:: TASK PROMPT ::
Reproduce the listing below in its entirety. Change nothing.

* Begin *

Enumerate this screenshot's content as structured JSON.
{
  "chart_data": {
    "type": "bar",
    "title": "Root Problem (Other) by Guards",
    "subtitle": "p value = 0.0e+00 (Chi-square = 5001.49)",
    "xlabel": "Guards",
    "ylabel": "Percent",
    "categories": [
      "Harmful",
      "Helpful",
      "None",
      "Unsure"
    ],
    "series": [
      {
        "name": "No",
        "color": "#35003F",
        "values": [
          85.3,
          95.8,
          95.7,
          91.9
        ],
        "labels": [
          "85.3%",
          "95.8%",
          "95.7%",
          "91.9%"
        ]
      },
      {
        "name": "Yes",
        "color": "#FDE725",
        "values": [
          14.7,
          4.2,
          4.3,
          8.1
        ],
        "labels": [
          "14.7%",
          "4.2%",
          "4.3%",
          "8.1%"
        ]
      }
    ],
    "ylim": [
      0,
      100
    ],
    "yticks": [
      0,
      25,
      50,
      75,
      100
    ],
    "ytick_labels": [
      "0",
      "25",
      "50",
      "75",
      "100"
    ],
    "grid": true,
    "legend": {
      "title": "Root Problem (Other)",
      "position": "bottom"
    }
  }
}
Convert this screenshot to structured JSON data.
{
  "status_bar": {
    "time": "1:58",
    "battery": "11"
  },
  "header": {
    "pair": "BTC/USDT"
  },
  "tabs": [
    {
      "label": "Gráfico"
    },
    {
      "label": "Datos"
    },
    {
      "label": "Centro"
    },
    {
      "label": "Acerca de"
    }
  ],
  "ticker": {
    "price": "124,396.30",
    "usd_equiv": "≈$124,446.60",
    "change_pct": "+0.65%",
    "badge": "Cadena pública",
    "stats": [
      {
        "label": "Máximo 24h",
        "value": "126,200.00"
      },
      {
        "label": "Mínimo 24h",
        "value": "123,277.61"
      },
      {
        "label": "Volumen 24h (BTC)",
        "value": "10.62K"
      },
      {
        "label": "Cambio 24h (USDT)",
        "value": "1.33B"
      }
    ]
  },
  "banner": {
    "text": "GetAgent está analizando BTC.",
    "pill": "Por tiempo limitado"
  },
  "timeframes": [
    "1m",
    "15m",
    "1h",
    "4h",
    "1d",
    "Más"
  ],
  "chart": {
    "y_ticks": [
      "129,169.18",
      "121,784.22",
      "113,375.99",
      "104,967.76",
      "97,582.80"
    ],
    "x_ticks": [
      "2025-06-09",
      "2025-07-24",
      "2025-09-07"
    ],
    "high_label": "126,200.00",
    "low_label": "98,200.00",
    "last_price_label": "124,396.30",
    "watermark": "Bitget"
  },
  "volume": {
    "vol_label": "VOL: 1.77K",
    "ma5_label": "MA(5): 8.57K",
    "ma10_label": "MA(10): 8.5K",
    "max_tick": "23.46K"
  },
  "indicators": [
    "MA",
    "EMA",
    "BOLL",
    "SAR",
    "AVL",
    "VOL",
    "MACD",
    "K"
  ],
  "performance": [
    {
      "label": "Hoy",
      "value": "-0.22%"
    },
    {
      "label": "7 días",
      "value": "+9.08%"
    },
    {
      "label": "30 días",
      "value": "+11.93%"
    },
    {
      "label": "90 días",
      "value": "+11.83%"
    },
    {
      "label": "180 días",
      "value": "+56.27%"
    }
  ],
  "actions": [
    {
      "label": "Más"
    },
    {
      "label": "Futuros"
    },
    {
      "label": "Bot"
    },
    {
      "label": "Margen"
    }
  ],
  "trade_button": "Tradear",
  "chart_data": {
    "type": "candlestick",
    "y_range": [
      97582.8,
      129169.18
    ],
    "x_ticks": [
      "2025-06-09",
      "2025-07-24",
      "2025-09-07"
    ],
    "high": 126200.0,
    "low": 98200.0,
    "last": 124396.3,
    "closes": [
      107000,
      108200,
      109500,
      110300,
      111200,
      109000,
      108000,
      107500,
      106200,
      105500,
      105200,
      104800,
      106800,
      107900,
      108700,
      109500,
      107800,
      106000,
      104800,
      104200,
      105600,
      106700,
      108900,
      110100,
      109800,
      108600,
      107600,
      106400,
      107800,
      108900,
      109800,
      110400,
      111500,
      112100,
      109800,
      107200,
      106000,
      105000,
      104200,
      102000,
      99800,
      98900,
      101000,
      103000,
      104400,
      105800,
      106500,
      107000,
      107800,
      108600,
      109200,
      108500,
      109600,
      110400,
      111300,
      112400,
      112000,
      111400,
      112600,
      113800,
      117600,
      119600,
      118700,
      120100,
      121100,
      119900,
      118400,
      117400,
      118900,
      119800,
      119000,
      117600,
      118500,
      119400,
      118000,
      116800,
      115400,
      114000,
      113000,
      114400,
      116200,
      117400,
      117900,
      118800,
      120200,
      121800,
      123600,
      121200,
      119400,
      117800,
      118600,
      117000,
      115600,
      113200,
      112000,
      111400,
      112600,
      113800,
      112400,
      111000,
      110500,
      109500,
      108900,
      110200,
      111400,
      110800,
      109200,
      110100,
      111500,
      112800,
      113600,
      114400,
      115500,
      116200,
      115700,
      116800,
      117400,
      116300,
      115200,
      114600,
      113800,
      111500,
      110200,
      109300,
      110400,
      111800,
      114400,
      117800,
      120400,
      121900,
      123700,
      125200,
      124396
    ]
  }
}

* End *

:: WRITTEN ANSWER ::
Enumerate this screenshot's content as structured JSON.
{
  "chart_data": {
    "type": "bar",
    "title": "Root Problem (Other) by Guards",
    "subtitle": "p value = 0.0e+00 (Chi-square = 5001.49)",
    "xlabel": "Guards",
    "ylabel": "Percent",
    "categories": [
      "Harmful",
      "Helpful",
      "None",
      "Unsure"
    ],
    "series": [
      {
        "name": "No",
        "color": "#35003F",
        "values": [
          85.3,
          95.8,
          95.7,
          91.9
        ],
        "labels": [
          "85.3%",
          "95.8%",
          "95.7%",
          "91.9%"
        ]
      },
      {
        "name": "Yes",
        "color": "#FDE725",
        "values": [
          14.7,
          4.2,
          4.3,
          8.1
        ],
        "labels": [
          "14.7%",
          "4.2%",
          "4.3%",
          "8.1%"
        ]
      }
    ],
    "ylim": [
      0,
      100
    ],
    "yticks": [
      0,
      25,
      50,
      75,
      100
    ],
    "ytick_labels": [
      "0",
      "25",
      "50",
      "75",
      "100"
    ],
    "grid": true,
    "legend": {
      "title": "Root Problem (Other)",
      "position": "bottom"
    }
  }
}
Convert this screenshot to structured JSON data.
{
  "status_bar": {
    "time": "1:58",
    "battery": "11"
  },
  "header": {
    "pair": "BTC/USDT"
  },
  "tabs": [
    {
      "label": "Gráfico"
    },
    {
      "label": "Datos"
    },
    {
      "label": "Centro"
    },
    {
      "label": "Acerca de"
    }
  ],
  "ticker": {
    "price": "124,396.30",
    "usd_equiv": "≈$124,446.60",
    "change_pct": "+0.65%",
    "badge": "Cadena pública",
    "stats": [
      {
        "label": "Máximo 24h",
        "value": "126,200.00"
      },
      {
        "label": "Mínimo 24h",
        "value": "123,277.61"
      },
      {
        "label": "Volumen 24h (BTC)",
        "value": "10.62K"
      },
      {
        "label": "Cambio 24h (USDT)",
        "value": "1.33B"
      }
    ]
  },
  "banner": {
    "text": "GetAgent está analizando BTC.",
    "pill": "Por tiempo limitado"
  },
  "timeframes": [
    "1m",
    "15m",
    "1h",
    "4h",
    "1d",
    "Más"
  ],
  "chart": {
    "y_ticks": [
      "129,169.18",
      "121,784.22",
      "113,375.99",
      "104,967.76",
      "97,582.80"
    ],
    "x_ticks": [
      "2025-06-09",
      "2025-07-24",
      "2025-09-07"
    ],
    "high_label": "126,200.00",
    "low_label": "98,200.00",
    "last_price_label": "124,396.30",
    "watermark": "Bitget"
  },
  "volume": {
    "vol_label": "VOL: 1.77K",
    "ma5_label": "MA(5): 8.57K",
    "ma10_label": "MA(10): 8.5K",
    "max_tick": "23.46K"
  },
  "indicators": [
    "MA",
    "EMA",
    "BOLL",
    "SAR",
    "AVL",
    "VOL",
    "MACD",
    "K"
  ],
  "performance": [
    {
      "label": "Hoy",
      "value": "-0.22%"
    },
    {
      "label": "7 días",
      "value": "+9.08%"
    },
    {
      "label": "30 días",
      "value": "+11.93%"
    },
    {
      "label": "90 días",
      "value": "+11.83%"
    },
    {
      "label": "180 días",
      "value": "+56.27%"
    }
  ],
  "actions": [
    {
      "label": "Más"
    },
    {
      "label": "Futuros"
    },
    {
      "label": "Bot"
    },
    {
      "label": "Margen"
    }
  ],
  "trade_button": "Tradear",
  "chart_data": {
    "type": "candlestick",
    "y_range": [
      97582.8,
      129169.18
    ],
    "x_ticks": [
      "2025-06-09",
      "2025-07-24",
      "2025-09-07"
    ],
    "high": 126200.0,
    "low": 98200.0,
    "last": 124396.3,
    "closes": [
      107000,
      108200,
      109500,
      110300,
      111200,
      109000,
      108000,
      107500,
      106200,
      105500,
      105200,
      104800,
      106800,
      107900,
      108700,
      109500,
      107800,
      106000,
      104800,
      104200,
      105600,
      106700,
      108900,
      110100,
      109800,
      108600,
      107600,
      106400,
      107800,
      108900,
      109800,
      110400,
      111500,
      112100,
      109800,
      107200,
      106000,
      105000,
      104200,
      102000,
      99800,
      98900,
      101000,
      103000,
      104400,
      105800,
      106500,
      107000,
      107800,
      108600,
      109200,
      108500,
      109600,
      110400,
      111300,
      112400,
      112000,
      111400,
      112600,
      113800,
      117600,
      119600,
      118700,
      120100,
      121100,
      119900,
      118400,
      117400,
      118900,
      119800,
      119000,
      117600,
      118500,
      119400,
      118000,
      116800,
      115400,
      114000,
      113000,
      114400,
      116200,
      117400,
      117900,
      118800,
      120200,
      121800,
      123600,
      121200,
      119400,
      117800,
      118600,
      117000,
      115600,
      113200,
      112000,
      111400,
      112600,
      113800,
      112400,
      111000,
      110500,
      109500,
      108900,
      110200,
      111400,
      110800,
      109200,
      110100,
      111500,
      112800,
      113600,
      114400,
      115500,
      116200,
      115700,
      116800,
      117400,
      116300,
      115200,
      114600,
      113800,
      111500,
      110200,
      109300,
      110400,
      111800,
      114400,
      117800,
      120400,
      121900,
      123700,
      125200,
      124396
    ]
  }
}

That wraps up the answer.